## PASSAGE FOR REVIEW
This is a little bit of a simplification, but essentially what I'm doing is
this:

      for (int i = 0; i < loop; i++) {
         mapObj map = null;
         imageObj img = null;

         try {
            map = new mapObj(filename);
            img = map.draw();
            byte[] bytes = img.getBytes();
         } catch (Exception e) {
            System.err.println("Caught exception: " + e);
            e.printStackTrace(System.err);
         } finally {
            if (img != null) {
               img.delete();
            }
            if (map != null) {
               map.delete();
            }
         }
         System.gc();
      } // end for

I have tried a number of variants of this (including outputting the bytes to
a
file), and the offending line seems to be the call to imageObj.getBytes().

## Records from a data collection
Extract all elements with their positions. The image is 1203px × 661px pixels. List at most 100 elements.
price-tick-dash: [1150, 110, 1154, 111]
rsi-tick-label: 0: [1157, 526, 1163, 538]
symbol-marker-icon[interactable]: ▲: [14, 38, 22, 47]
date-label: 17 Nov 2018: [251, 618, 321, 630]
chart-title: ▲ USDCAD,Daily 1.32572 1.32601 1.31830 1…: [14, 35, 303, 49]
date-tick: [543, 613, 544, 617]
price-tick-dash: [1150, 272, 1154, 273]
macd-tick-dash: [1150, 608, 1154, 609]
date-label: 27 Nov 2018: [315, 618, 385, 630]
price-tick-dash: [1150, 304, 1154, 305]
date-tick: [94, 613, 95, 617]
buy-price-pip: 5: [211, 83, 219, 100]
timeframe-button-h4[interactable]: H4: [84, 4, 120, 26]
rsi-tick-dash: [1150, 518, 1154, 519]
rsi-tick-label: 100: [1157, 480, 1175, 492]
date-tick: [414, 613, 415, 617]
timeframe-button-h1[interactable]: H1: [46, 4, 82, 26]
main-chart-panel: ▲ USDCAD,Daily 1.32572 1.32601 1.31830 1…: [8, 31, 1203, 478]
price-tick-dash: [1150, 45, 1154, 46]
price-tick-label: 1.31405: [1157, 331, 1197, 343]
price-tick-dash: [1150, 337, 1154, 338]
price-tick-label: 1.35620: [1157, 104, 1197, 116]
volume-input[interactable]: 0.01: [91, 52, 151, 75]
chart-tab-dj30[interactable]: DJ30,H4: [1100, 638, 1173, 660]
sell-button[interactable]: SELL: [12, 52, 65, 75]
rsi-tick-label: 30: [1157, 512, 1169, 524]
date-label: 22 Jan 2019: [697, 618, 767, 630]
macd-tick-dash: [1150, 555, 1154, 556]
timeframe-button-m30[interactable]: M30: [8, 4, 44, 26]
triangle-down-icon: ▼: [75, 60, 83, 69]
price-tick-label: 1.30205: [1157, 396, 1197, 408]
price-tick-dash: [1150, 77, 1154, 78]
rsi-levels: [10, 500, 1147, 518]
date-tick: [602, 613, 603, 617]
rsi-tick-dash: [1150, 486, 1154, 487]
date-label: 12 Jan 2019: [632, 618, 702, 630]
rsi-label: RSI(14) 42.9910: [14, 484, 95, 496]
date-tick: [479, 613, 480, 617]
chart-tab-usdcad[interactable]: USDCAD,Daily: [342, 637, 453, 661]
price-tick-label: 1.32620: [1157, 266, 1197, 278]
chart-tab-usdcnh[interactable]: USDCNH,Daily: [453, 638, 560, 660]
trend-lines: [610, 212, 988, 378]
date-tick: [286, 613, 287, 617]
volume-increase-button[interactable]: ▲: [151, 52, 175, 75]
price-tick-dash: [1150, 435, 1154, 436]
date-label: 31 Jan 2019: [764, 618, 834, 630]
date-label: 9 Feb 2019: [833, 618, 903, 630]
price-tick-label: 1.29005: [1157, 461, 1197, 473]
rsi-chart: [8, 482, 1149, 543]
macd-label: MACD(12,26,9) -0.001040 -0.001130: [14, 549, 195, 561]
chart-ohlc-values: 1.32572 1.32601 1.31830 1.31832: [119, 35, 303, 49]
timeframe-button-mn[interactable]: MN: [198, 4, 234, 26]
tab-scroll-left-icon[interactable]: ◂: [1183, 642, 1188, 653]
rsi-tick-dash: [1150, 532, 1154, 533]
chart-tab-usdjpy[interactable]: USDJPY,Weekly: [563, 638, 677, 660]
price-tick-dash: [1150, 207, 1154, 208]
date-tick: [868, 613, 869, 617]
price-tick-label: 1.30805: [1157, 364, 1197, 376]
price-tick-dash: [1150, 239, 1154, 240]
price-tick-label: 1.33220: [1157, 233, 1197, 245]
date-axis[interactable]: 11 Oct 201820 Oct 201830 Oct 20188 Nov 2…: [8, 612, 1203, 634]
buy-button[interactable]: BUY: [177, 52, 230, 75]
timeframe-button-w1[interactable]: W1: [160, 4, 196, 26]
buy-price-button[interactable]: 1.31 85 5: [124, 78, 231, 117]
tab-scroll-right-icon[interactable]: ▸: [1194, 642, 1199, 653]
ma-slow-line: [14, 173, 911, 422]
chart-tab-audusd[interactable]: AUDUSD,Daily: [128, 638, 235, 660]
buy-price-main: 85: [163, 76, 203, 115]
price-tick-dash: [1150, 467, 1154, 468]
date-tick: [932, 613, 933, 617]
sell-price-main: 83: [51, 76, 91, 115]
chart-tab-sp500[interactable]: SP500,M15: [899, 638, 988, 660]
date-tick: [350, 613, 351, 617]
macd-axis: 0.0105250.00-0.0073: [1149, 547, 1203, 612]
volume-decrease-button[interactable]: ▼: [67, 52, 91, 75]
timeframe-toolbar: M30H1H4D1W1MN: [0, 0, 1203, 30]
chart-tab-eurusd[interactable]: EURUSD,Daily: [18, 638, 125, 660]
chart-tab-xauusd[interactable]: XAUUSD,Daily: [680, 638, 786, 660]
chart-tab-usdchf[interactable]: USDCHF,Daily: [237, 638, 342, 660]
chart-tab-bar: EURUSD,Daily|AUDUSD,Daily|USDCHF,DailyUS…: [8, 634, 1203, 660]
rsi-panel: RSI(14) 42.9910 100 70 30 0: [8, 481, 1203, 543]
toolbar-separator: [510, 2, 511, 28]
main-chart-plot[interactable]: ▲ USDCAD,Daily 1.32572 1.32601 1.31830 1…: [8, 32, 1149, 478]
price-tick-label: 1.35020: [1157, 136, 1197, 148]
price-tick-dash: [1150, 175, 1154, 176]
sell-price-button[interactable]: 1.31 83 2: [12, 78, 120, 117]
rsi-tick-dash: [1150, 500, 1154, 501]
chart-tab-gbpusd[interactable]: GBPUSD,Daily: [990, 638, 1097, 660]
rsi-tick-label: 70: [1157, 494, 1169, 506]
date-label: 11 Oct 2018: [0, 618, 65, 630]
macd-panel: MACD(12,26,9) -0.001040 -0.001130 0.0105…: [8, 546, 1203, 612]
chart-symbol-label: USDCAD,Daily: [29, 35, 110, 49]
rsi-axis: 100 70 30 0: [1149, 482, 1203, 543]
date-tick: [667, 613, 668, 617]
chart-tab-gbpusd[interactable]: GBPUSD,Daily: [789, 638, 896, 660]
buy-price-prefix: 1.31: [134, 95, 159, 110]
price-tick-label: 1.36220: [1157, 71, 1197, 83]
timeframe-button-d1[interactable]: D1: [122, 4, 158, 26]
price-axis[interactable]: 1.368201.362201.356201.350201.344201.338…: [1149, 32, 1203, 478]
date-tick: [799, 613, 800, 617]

## TASK TO COMPLETE
Carry on the post about the Java map-drawing loop from its last sentence.

## ANSWER TO THIS EXERCISE
With it, my program leaks.  Without it, it does not:

[rich at peyote mapserver_test 17:53:31]$ <mapserver_test> diff -u
java/src/TestMapscript.java.bak1 java/src/TestMapscript.java.bak3
--- java/src/TestMapscript.java.bak1	2008-02-20 17:37:43.000000000 -0800
+++ java/src/TestMapscript.java.bak3	2008-02-20 17:53:27.000000000 -0800
@@ -1,4 +1,4 @@
-// this code does NOT leak
+// this code DOES leak
 
 import edu.umn.gis.mapscript.mapObj;
 import edu.umn.gis.mapscript.imageObj;
@@ -47,7 +47,7 @@
             System.err.println("Drawing map to image object");
             img = map.draw();
 
-//             byte[] bytes = img.getBytes();
+            byte[] bytes = img.getBytes();
 //             int width = img.getWidth();
 //             int height = img.getHeight();
 //             System.err.println("The image is of size " + width + " x " +
height + " and contains " + bytes.length + " bytes");
[rich at peyote mapserver_test 17:53:53]$ <mapserver_test> 

I am calling System.gc() at the end of each iteration.  And by examining the
memory from java's perspective (Runtime.getRuntime().freeMemory() and
Runtime.getRuntime().totalMemory()) I can see that it is reasonably stable.
However, the memory as reported by top gradually grows.

The source for imageObj.getBytes() is as follows:

mapscript/java/edu/umn/gis/mapscript/imageObj.java

  public byte[] getBytes() {
    return mapscriptJNI.imageObj_getBytes(swigCPtr);
  }

I don't totally understand how all of the SWIG stuff works, but I can follow
it a bit.  The source for this is:

  getBytes() (mapscript/swiginc/image.i)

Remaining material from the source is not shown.